(Dataset excerpt)
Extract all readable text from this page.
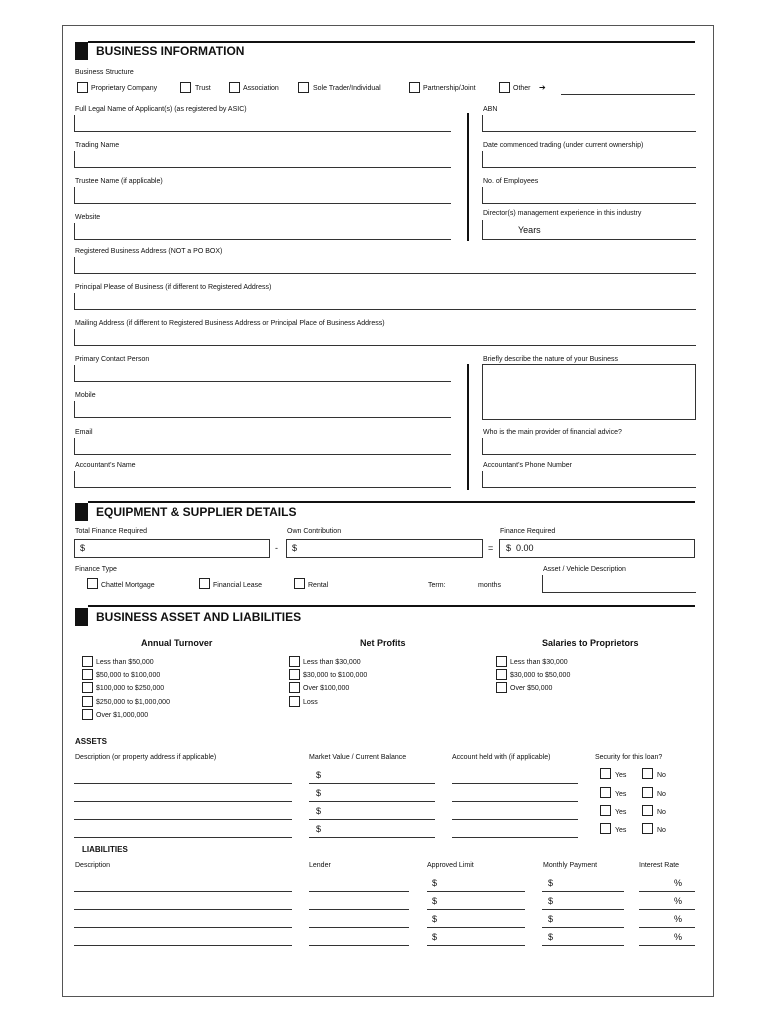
BUSINESS INFORMATION
Business Structure
Proprietary Company	Trust	Association	Sole Trader/Individual	Partnership/Joint	Other ➔
Full Legal Name of Applicant(s) (as registered by ASIC)
Trading Name
Trustee Name (if applicable)
Website
ABN
Date commenced trading (under current ownership)
No. of Employees
Director(s) management experience in this industry
Years
Registered Business Address (NOT a PO BOX)
Principal Please of Business (if different to Registered Address)
Mailing Address (if different to Registered Business Address or Principal Place of Business Address)
Primary Contact Person
Mobile
Email
Accountant’s Name
Briefly describe the nature of your Business
Who is the main provider of financial advice?
Accountant’s Phone Number
EQUIPMENT & SUPPLIER DETAILS
Total Finance Required	Own Contribution	Finance Required
$	- $	= $  0.00
Finance Type	Asset / Vehicle Description
Chattel Mortgage	Financial Lease	Rental	Term:	months
BUSINESS ASSET AND LIABILITIES
Annual Turnover	Net Profits	Salaries to Proprietors
Less than $50,000
$50,000 to $100,000
$100,000 to $250,000
$250,000 to $1,000,000
Over $1,000,000
Less than $30,000
$30,000 to $100,000
Over $100,000
Loss
Less than $30,000
$30,000 to $50,000
Over $50,000
ASSETS
Description (or property address if applicable)	Market Value / Current Balance	Account held with (if applicable)	Security for this loan?
$	Yes	No
$	Yes	No
$	Yes	No
$	Yes	No
LIABILITIES
Description	Lender	Approved Limit	Monthly Payment	Interest Rate
$	$	%
$	$	%
$	$	%
$	$	%
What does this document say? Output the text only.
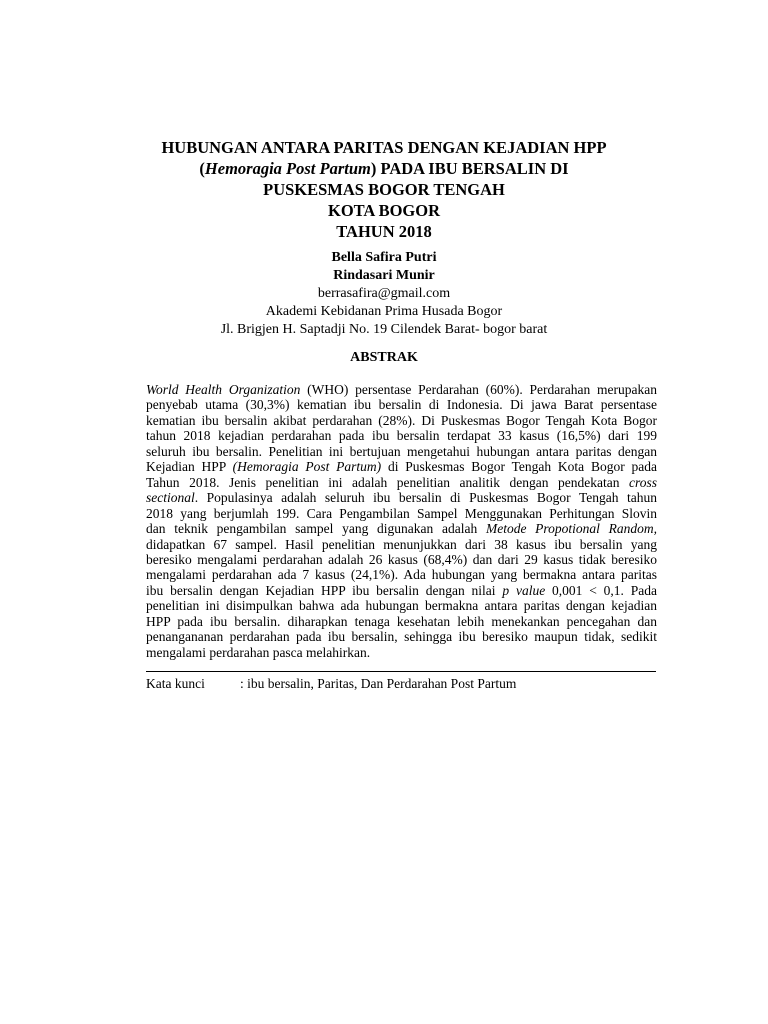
HUBUNGAN ANTARA PARITAS DENGAN KEJADIAN HPP
(Hemoragia Post Partum) PADA IBU BERSALIN DI
PUSKESMAS BOGOR TENGAH
KOTA BOGOR
TAHUN 2018
Bella Safira Putri
Rindasari Munir
berrasafira@gmail.com
Akademi Kebidanan Prima Husada Bogor
Jl. Brigjen H. Saptadji No. 19 Cilendek Barat- bogor barat
ABSTRAK
World Health Organization (WHO) persentase Perdarahan (60%). Perdarahan merupakan
penyebab utama (30,3%) kematian ibu bersalin di Indonesia. Di jawa Barat persentase
kematian ibu bersalin akibat perdarahan (28%). Di Puskesmas Bogor Tengah Kota Bogor
tahun 2018 kejadian perdarahan pada ibu bersalin terdapat 33 kasus (16,5%) dari 199
seluruh ibu bersalin. Penelitian ini bertujuan mengetahui hubungan antara paritas dengan
Kejadian HPP (Hemoragia Post Partum) di Puskesmas Bogor Tengah Kota Bogor pada
Tahun 2018. Jenis penelitian ini adalah penelitian analitik dengan pendekatan cross
sectional. Populasinya adalah seluruh ibu bersalin di Puskesmas Bogor Tengah tahun
2018 yang berjumlah 199. Cara Pengambilan Sampel Menggunakan Perhitungan Slovin
dan teknik pengambilan sampel yang digunakan adalah Metode Propotional Random,
didapatkan 67 sampel. Hasil penelitian menunjukkan dari 38 kasus ibu bersalin yang
beresiko mengalami perdarahan adalah 26 kasus (68,4%) dan dari 29 kasus tidak beresiko
mengalami perdarahan ada 7 kasus (24,1%). Ada hubungan yang bermakna antara paritas
ibu bersalin dengan Kejadian HPP ibu bersalin dengan nilai p value 0,001 < 0,1. Pada
penelitian ini disimpulkan bahwa ada hubungan bermakna antara paritas dengan kejadian
HPP pada ibu bersalin. diharapkan tenaga kesehatan lebih menekankan pencegahan dan
penangananan perdarahan pada ibu bersalin, sehingga ibu beresiko maupun tidak, sedikit
mengalami perdarahan pasca melahirkan.
Kata kunci	: ibu bersalin, Paritas, Dan Perdarahan Post Partum
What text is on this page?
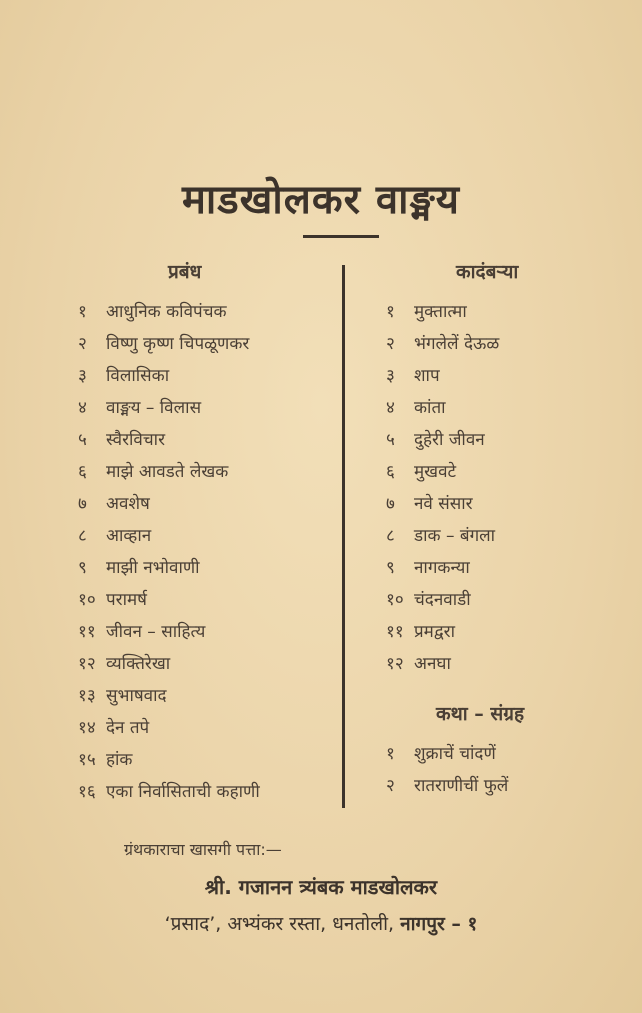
माडखोलकर वाङ्मय
प्रबंध
१ आधुनिक कविपंचक
२ विष्णु कृष्ण चिपळूणकर
३ विलासिका
४ वाङ्मय – विलास
५ स्वैरविचार
६ माझे आवडते लेखक
७ अवशेष
८ आव्हान
९ माझी नभोवाणी
१० परामर्ष
११ जीवन – साहित्य
१२ व्यक्तिरेखा
१३ सुभाषवाद
१४ देन तपे
१५ हांक
१६ एका निर्वासिताची कहाणी
कादंबऱ्या
१ मुक्तात्मा
२ भंगलेलें देऊळ
३ शाप
४ कांता
५ दुहेरी जीवन
६ मुखवटे
७ नवे संसार
८ डाक – बंगला
९ नागकन्या
१० चंदनवाडी
११ प्रमद्वरा
१२ अनघा
कथा – संग्रह
१ शुक्राचें चांदणें
२ रातराणीचीं फुलें
ग्रंथकाराचा खासगी पत्ता:—
श्री. गजानन त्र्यंबक माडखोलकर
‘प्रसाद’, अभ्यंकर रस्ता, धनतोली, नागपुर – १
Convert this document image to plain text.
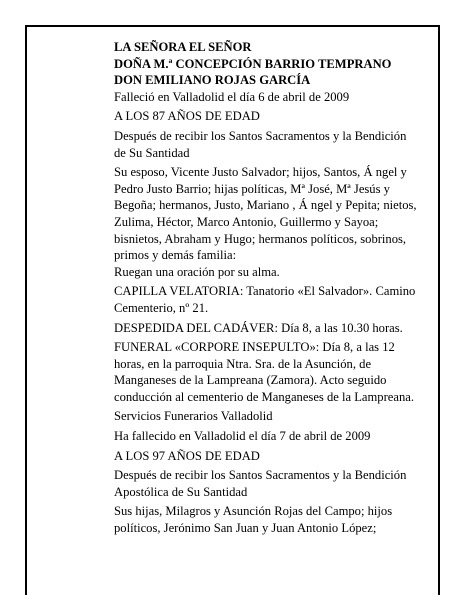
LA SEÑORA EL SEÑOR
DOÑA M.ª CONCEPCIÓN BARRIO TEMPRANO
DON EMILIANO ROJAS GARCÍA

Falleció en Valladolid el día 6 de abril de 2009

A LOS 87 AÑOS DE EDAD

Después de recibir los Santos Sacramentos y la Bendición de Su Santidad

Su esposo, Vicente Justo Salvador; hijos, Santos, Á ngel y Pedro Justo Barrio; hijas políticas, Mª José, Mª Jesús y Begoña; hermanos, Justo, Mariano , Á ngel y Pepita; nietos, Zulima, Héctor, Marco Antonio, Guillermo y Sayoa; bisnietos, Abraham y Hugo; hermanos políticos, sobrinos, primos y demás familia:

Ruegan una oración por su alma.

CAPILLA VELATORIA: Tanatorio «El Salvador». Camino Cementerio, nº 21.

DESPEDIDA DEL CADÁVER: Día 8, a las 10.30 horas.

FUNERAL «CORPORE INSEPULTO»: Día 8, a las 12 horas, en la parroquia Ntra. Sra. de la Asunción, de Manganeses de la Lampreana (Zamora). Acto seguido conducción al cementerio de Manganeses de la Lampreana.

Servicios Funerarios Valladolid

Ha fallecido en Valladolid el día 7 de abril de 2009

A LOS 97 AÑOS DE EDAD

Después de recibir los Santos Sacramentos y la Bendición Apostólica de Su Santidad

Sus hijas, Milagros y Asunción Rojas del Campo; hijos políticos, Jerónimo San Juan y Juan Antonio López;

• _Exercise objective_
Print the records above exactly as they stand, but leave out the pictures.

• _Solution_
Extract all readable text from this page.
BUSINESS INFORMATION
Business Structure
Proprietary Company	Trust	Association	Sole Trader/Individual	Partnership/Joint	Other ➔
Full Legal Name of Applicant(s) (as registered by ASIC)
Trading Name
Trustee Name (if applicable)
Website
ABN
Date commenced trading (under current ownership)
No. of Employees
Director(s) management experience in this industry
Years
Registered Business Address (NOT a PO BOX)
Principal Please of Business (if different to Registered Address)
Mailing Address (if different to Registered Business Address or Principal Place of Business Address)
Primary Contact Person
Mobile
Email
Accountant’s Name
Briefly describe the nature of your Business
Who is the main provider of financial advice?
Accountant’s Phone Number
EQUIPMENT & SUPPLIER DETAILS
Total Finance Required	Own Contribution	Finance Required
$	- $	= $  0.00
Finance Type	Asset / Vehicle Description
Chattel Mortgage	Financial Lease	Rental	Term:	months
BUSINESS ASSET AND LIABILITIES
Annual Turnover	Net Profits	Salaries to Proprietors
Less than $50,000
$50,000 to $100,000
$100,000 to $250,000
$250,000 to $1,000,000
Over $1,000,000
Less than $30,000
$30,000 to $100,000
Over $100,000
Loss
Less than $30,000
$30,000 to $50,000
Over $50,000
ASSETS
Description (or property address if applicable)	Market Value / Current Balance	Account held with (if applicable)	Security for this loan?
$	Yes	No
$	Yes	No
$	Yes	No
$	Yes	No
LIABILITIES
Description	Lender	Approved Limit	Monthly Payment	Interest Rate
$	$	%
$	$	%
$	$	%
$	$	%
What does this document say? Output the text only.
HUBUNGAN ANTARA PARITAS DENGAN KEJADIAN HPP
(Hemoragia Post Partum) PADA IBU BERSALIN DI
PUSKESMAS BOGOR TENGAH
KOTA BOGOR
TAHUN 2018
Bella Safira Putri
Rindasari Munir
berrasafira@gmail.com
Akademi Kebidanan Prima Husada Bogor
Jl. Brigjen H. Saptadji No. 19 Cilendek Barat- bogor barat
ABSTRAK
World Health Organization (WHO) persentase Perdarahan (60%). Perdarahan merupakan
penyebab utama (30,3%) kematian ibu bersalin di Indonesia. Di jawa Barat persentase
kematian ibu bersalin akibat perdarahan (28%). Di Puskesmas Bogor Tengah Kota Bogor
tahun 2018 kejadian perdarahan pada ibu bersalin terdapat 33 kasus (16,5%) dari 199
seluruh ibu bersalin. Penelitian ini bertujuan mengetahui hubungan antara paritas dengan
Kejadian HPP (Hemoragia Post Partum) di Puskesmas Bogor Tengah Kota Bogor pada
Tahun 2018. Jenis penelitian ini adalah penelitian analitik dengan pendekatan cross
sectional. Populasinya adalah seluruh ibu bersalin di Puskesmas Bogor Tengah tahun
2018 yang berjumlah 199. Cara Pengambilan Sampel Menggunakan Perhitungan Slovin
dan teknik pengambilan sampel yang digunakan adalah Metode Propotional Random,
didapatkan 67 sampel. Hasil penelitian menunjukkan dari 38 kasus ibu bersalin yang
beresiko mengalami perdarahan adalah 26 kasus (68,4%) dan dari 29 kasus tidak beresiko
mengalami perdarahan ada 7 kasus (24,1%). Ada hubungan yang bermakna antara paritas
ibu bersalin dengan Kejadian HPP ibu bersalin dengan nilai p value 0,001 < 0,1. Pada
penelitian ini disimpulkan bahwa ada hubungan bermakna antara paritas dengan kejadian
HPP pada ibu bersalin. diharapkan tenaga kesehatan lebih menekankan pencegahan dan
penangananan perdarahan pada ibu bersalin, sehingga ibu beresiko maupun tidak, sedikit
mengalami perdarahan pasca melahirkan.
Kata kunci	: ibu bersalin, Paritas, Dan Perdarahan Post Partum
What text is on this page?
माडखोलकर वाङ्मय
प्रबंध
१ आधुनिक कविपंचक
२ विष्णु कृष्ण चिपळूणकर
३ विलासिका
४ वाङ्मय – विलास
५ स्वैरविचार
६ माझे आवडते लेखक
७ अवशेष
८ आव्हान
९ माझी नभोवाणी
१० परामर्ष
११ जीवन – साहित्य
१२ व्यक्तिरेखा
१३ सुभाषवाद
१४ देन तपे
१५ हांक
१६ एका निर्वासिताची कहाणी
कादंबऱ्या
१ मुक्तात्मा
२ भंगलेलें देऊळ
३ शाप
४ कांता
५ दुहेरी जीवन
६ मुखवटे
७ नवे संसार
८ डाक – बंगला
९ नागकन्या
१० चंदनवाडी
११ प्रमद्वरा
१२ अनघा
कथा – संग्रह
१ शुक्राचें चांदणें
२ रातराणीचीं फुलें
ग्रंथकाराचा खासगी पत्ता:—
श्री. गजानन त्र्यंबक माडखोलकर
‘प्रसाद’, अभ्यंकर रस्ता, धनतोली, नागपुर – १
Convert this document image to plain text.
LA SEÑORA EL SEÑOR
DOÑA M.ª CONCEPCIÓN BARRIO TEMPRANO
DON EMILIANO ROJAS GARCÍA

Falleció en Valladolid el día 6 de abril de 2009

A LOS 87 AÑOS DE EDAD

Después de recibir los Santos Sacramentos y la Bendición de Su Santidad

Su esposo, Vicente Justo Salvador; hijos, Santos, Á ngel y Pedro Justo Barrio; hijas políticas, Mª José, Mª Jesús y Begoña; hermanos, Justo, Mariano , Á ngel y Pepita; nietos, Zulima, Héctor, Marco Antonio, Guillermo y Sayoa; bisnietos, Abraham y Hugo; hermanos políticos, sobrinos, primos y demás familia:

Ruegan una oración por su alma.

CAPILLA VELATORIA: Tanatorio «El Salvador». Camino Cementerio, nº 21.

DESPEDIDA DEL CADÁVER: Día 8, a las 10.30 horas.

FUNERAL «CORPORE INSEPULTO»: Día 8, a las 12 horas, en la parroquia Ntra. Sra. de la Asunción, de Manganeses de la Lampreana (Zamora). Acto seguido conducción al cementerio de Manganeses de la Lampreana.

Servicios Funerarios Valladolid

Ha fallecido en Valladolid el día 7 de abril de 2009

A LOS 97 AÑOS DE EDAD

Después de recibir los Santos Sacramentos y la Bendición Apostólica de Su Santidad

Sus hijas, Milagros y Asunción Rojas del Campo; hijos políticos, Jerónimo San Juan y Juan Antonio López;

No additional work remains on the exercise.